## THE REQUEST:
Type out the material below exactly.

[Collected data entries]

______

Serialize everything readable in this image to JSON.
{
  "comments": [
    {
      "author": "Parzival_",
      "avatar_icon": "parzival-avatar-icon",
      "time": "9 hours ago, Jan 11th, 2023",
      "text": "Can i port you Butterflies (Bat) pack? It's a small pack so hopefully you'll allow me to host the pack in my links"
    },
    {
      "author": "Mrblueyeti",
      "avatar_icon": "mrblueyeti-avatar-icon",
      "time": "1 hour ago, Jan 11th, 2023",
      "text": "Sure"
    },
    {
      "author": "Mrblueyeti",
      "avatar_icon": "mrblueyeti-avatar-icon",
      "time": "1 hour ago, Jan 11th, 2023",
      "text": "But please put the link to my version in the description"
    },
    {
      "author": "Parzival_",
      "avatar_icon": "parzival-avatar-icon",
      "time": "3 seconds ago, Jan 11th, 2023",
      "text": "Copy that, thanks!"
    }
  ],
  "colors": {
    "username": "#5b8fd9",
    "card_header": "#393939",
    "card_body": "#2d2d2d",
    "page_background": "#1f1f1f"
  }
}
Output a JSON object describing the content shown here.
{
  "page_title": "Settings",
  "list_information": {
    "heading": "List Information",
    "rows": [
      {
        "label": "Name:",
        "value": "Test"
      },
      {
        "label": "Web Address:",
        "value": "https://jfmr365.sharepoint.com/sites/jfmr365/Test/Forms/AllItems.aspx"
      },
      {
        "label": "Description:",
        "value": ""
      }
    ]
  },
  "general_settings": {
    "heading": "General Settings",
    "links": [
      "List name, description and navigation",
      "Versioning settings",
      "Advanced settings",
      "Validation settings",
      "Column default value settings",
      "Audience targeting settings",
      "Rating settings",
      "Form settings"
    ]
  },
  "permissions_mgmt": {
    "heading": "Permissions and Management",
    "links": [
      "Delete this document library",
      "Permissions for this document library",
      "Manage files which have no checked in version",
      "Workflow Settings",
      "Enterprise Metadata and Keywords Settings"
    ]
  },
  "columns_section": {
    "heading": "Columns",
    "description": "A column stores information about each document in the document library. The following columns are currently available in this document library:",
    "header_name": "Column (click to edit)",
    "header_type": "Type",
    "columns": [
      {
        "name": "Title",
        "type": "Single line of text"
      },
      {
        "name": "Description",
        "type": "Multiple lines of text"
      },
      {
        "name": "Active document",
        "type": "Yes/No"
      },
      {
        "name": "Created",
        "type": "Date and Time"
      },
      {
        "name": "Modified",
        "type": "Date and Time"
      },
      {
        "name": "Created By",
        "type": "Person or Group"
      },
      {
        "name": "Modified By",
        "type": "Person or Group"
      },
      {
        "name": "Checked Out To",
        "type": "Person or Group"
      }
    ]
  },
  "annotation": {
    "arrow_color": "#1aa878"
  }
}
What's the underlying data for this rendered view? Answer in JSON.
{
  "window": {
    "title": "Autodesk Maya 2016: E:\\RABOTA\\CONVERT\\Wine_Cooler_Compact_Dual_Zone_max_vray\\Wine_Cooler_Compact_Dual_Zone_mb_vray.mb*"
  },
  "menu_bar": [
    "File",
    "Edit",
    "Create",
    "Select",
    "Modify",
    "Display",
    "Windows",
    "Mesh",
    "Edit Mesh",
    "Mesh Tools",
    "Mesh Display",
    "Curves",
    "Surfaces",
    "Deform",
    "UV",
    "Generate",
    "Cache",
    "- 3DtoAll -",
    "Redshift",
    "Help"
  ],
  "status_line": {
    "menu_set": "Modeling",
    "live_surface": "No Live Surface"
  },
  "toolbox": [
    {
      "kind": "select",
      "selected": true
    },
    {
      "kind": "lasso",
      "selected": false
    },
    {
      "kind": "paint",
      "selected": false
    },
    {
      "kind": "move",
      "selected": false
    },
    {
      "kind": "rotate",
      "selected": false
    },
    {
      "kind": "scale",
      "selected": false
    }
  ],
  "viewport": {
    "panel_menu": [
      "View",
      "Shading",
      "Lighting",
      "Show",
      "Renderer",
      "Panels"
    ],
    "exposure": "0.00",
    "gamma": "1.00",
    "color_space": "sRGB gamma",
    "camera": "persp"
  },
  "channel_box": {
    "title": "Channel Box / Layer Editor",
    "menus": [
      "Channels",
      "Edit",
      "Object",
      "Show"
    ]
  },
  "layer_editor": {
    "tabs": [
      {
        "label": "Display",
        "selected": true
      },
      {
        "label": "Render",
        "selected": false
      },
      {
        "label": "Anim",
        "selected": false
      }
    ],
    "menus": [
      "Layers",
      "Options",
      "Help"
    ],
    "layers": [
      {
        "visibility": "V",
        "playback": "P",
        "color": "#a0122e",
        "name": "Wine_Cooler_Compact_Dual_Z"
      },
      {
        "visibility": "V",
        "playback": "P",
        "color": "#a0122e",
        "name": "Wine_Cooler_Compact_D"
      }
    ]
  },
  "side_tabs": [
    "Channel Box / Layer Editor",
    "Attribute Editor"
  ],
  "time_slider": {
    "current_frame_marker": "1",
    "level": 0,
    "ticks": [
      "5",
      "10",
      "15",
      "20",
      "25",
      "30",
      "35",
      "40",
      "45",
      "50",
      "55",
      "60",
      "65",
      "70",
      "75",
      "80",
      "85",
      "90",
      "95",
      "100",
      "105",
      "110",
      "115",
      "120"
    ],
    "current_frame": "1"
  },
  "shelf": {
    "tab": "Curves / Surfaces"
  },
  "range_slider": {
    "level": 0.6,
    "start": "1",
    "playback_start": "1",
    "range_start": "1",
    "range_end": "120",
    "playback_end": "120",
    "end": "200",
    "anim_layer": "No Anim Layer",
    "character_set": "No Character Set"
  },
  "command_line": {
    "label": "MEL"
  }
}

______

## RESPONSE:
Serialize everything readable in this image to JSON.
{
  "comments": [
    {
      "author": "Parzival_",
      "avatar_icon": "parzival-avatar-icon",
      "time": "9 hours ago, Jan 11th, 2023",
      "text": "Can i port you Butterflies (Bat) pack? It's a small pack so hopefully you'll allow me to host the pack in my links"
    },
    {
      "author": "Mrblueyeti",
      "avatar_icon": "mrblueyeti-avatar-icon",
      "time": "1 hour ago, Jan 11th, 2023",
      "text": "Sure"
    },
    {
      "author": "Mrblueyeti",
      "avatar_icon": "mrblueyeti-avatar-icon",
      "time": "1 hour ago, Jan 11th, 2023",
      "text": "But please put the link to my version in the description"
    },
    {
      "author": "Parzival_",
      "avatar_icon": "parzival-avatar-icon",
      "time": "3 seconds ago, Jan 11th, 2023",
      "text": "Copy that, thanks!"
    }
  ],
  "colors": {
    "username": "#5b8fd9",
    "card_header": "#393939",
    "card_body": "#2d2d2d",
    "page_background": "#1f1f1f"
  }
}
Output a JSON object describing the content shown here.
{
  "page_title": "Settings",
  "list_information": {
    "heading": "List Information",
    "rows": [
      {
        "label": "Name:",
        "value": "Test"
      },
      {
        "label": "Web Address:",
        "value": "https://jfmr365.sharepoint.com/sites/jfmr365/Test/Forms/AllItems.aspx"
      },
      {
        "label": "Description:",
        "value": ""
      }
    ]
  },
  "general_settings": {
    "heading": "General Settings",
    "links": [
      "List name, description and navigation",
      "Versioning settings",
      "Advanced settings",
      "Validation settings",
      "Column default value settings",
      "Audience targeting settings",
      "Rating settings",
      "Form settings"
    ]
  },
  "permissions_mgmt": {
    "heading": "Permissions and Management",
    "links": [
      "Delete this document library",
      "Permissions for this document library",
      "Manage files which have no checked in version",
      "Workflow Settings",
      "Enterprise Metadata and Keywords Settings"
    ]
  },
  "columns_section": {
    "heading": "Columns",
    "description": "A column stores information about each document in the document library. The following columns are currently available in this document library:",
    "header_name": "Column (click to edit)",
    "header_type": "Type",
    "columns": [
      {
        "name": "Title",
        "type": "Single line of text"
      },
      {
        "name": "Description",
        "type": "Multiple lines of text"
      },
      {
        "name": "Active document",
        "type": "Yes/No"
      },
      {
        "name": "Created",
        "type": "Date and Time"
      },
      {
        "name": "Modified",
        "type": "Date and Time"
      },
      {
        "name": "Created By",
        "type": "Person or Group"
      },
      {
        "name": "Modified By",
        "type": "Person or Group"
      },
      {
        "name": "Checked Out To",
        "type": "Person or Group"
      }
    ]
  },
  "annotation": {
    "arrow_color": "#1aa878"
  }
}
What's the underlying data for this rendered view? Answer in JSON.
{
  "window": {
    "title": "Autodesk Maya 2016: E:\\RABOTA\\CONVERT\\Wine_Cooler_Compact_Dual_Zone_max_vray\\Wine_Cooler_Compact_Dual_Zone_mb_vray.mb*"
  },
  "menu_bar": [
    "File",
    "Edit",
    "Create",
    "Select",
    "Modify",
    "Display",
    "Windows",
    "Mesh",
    "Edit Mesh",
    "Mesh Tools",
    "Mesh Display",
    "Curves",
    "Surfaces",
    "Deform",
    "UV",
    "Generate",
    "Cache",
    "- 3DtoAll -",
    "Redshift",
    "Help"
  ],
  "status_line": {
    "menu_set": "Modeling",
    "live_surface": "No Live Surface"
  },
  "toolbox": [
    {
      "kind": "select",
      "selected": true
    },
    {
      "kind": "lasso",
      "selected": false
    },
    {
      "kind": "paint",
      "selected": false
    },
    {
      "kind": "move",
      "selected": false
    },
    {
      "kind": "rotate",
      "selected": false
    },
    {
      "kind": "scale",
      "selected": false
    }
  ],
  "viewport": {
    "panel_menu": [
      "View",
      "Shading",
      "Lighting",
      "Show",
      "Renderer",
      "Panels"
    ],
    "exposure": "0.00",
    "gamma": "1.00",
    "color_space": "sRGB gamma",
    "camera": "persp"
  },
  "channel_box": {
    "title": "Channel Box / Layer Editor",
    "menus": [
      "Channels",
      "Edit",
      "Object",
      "Show"
    ]
  },
  "layer_editor": {
    "tabs": [
      {
        "label": "Display",
        "selected": true
      },
      {
        "label": "Render",
        "selected": false
      },
      {
        "label": "Anim",
        "selected": false
      }
    ],
    "menus": [
      "Layers",
      "Options",
      "Help"
    ],
    "layers": [
      {
        "visibility": "V",
        "playback": "P",
        "color": "#a0122e",
        "name": "Wine_Cooler_Compact_Dual_Z"
      },
      {
        "visibility": "V",
        "playback": "P",
        "color": "#a0122e",
        "name": "Wine_Cooler_Compact_D"
      }
    ]
  },
  "side_tabs": [
    "Channel Box / Layer Editor",
    "Attribute Editor"
  ],
  "time_slider": {
    "current_frame_marker": "1",
    "level": 0,
    "ticks": [
      "5",
      "10",
      "15",
      "20",
      "25",
      "30",
      "35",
      "40",
      "45",
      "50",
      "55",
      "60",
      "65",
      "70",
      "75",
      "80",
      "85",
      "90",
      "95",
      "100",
      "105",
      "110",
      "115",
      "120"
    ],
    "current_frame": "1"
  },
  "shelf": {
    "tab": "Curves / Surfaces"
  },
  "range_slider": {
    "level": 0.6,
    "start": "1",
    "playback_start": "1",
    "range_start": "1",
    "range_end": "120",
    "playback_end": "120",
    "end": "200",
    "anim_layer": "No Anim Layer",
    "character_set": "No Character Set"
  },
  "command_line": {
    "label": "MEL"
  }
}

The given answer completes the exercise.